GIVEN REQUEST: Print the listing below exactly.

SUPPLIED INFORMATION:
────────────────────────────────────────

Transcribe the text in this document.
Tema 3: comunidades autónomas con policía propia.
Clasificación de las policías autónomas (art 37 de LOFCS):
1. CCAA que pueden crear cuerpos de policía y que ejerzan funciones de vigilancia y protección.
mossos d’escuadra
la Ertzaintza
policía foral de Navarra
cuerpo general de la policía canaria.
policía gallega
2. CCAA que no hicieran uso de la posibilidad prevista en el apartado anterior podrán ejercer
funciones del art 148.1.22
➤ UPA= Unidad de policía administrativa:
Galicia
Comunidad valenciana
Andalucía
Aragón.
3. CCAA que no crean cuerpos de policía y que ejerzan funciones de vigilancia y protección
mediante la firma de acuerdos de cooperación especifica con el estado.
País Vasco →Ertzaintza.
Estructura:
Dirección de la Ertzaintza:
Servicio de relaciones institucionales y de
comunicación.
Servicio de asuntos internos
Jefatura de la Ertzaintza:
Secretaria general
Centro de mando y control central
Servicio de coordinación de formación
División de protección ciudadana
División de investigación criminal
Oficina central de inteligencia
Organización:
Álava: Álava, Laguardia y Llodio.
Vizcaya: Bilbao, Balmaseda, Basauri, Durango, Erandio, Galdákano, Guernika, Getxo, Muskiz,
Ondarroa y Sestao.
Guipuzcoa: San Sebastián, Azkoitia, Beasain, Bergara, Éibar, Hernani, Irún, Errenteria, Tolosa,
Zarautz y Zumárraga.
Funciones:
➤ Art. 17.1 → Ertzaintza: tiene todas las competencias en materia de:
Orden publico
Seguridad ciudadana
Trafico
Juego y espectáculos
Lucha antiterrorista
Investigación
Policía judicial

────────────────────────────────────────

THE RESPONSE:
Transcribe the text in this document.
Tema 3: comunidades autónomas con policía propia.
Clasificación de las policías autónomas (art 37 de LOFCS):
1. CCAA que pueden crear cuerpos de policía y que ejerzan funciones de vigilancia y protección.
mossos d’escuadra
la Ertzaintza
policía foral de Navarra
cuerpo general de la policía canaria.
policía gallega
2. CCAA que no hicieran uso de la posibilidad prevista en el apartado anterior podrán ejercer
funciones del art 148.1.22
➤ UPA= Unidad de policía administrativa:
Galicia
Comunidad valenciana
Andalucía
Aragón.
3. CCAA que no crean cuerpos de policía y que ejerzan funciones de vigilancia y protección
mediante la firma de acuerdos de cooperación especifica con el estado.
País Vasco →Ertzaintza.
Estructura:
Dirección de la Ertzaintza:
Servicio de relaciones institucionales y de
comunicación.
Servicio de asuntos internos
Jefatura de la Ertzaintza:
Secretaria general
Centro de mando y control central
Servicio de coordinación de formación
División de protección ciudadana
División de investigación criminal
Oficina central de inteligencia
Organización:
Álava: Álava, Laguardia y Llodio.
Vizcaya: Bilbao, Balmaseda, Basauri, Durango, Erandio, Galdákano, Guernika, Getxo, Muskiz,
Ondarroa y Sestao.
Guipuzcoa: San Sebastián, Azkoitia, Beasain, Bergara, Éibar, Hernani, Irún, Errenteria, Tolosa,
Zarautz y Zumárraga.
Funciones:
➤ Art. 17.1 → Ertzaintza: tiene todas las competencias en materia de:
Orden publico
Seguridad ciudadana
Trafico
Juego y espectáculos
Lucha antiterrorista
Investigación
Policía judicial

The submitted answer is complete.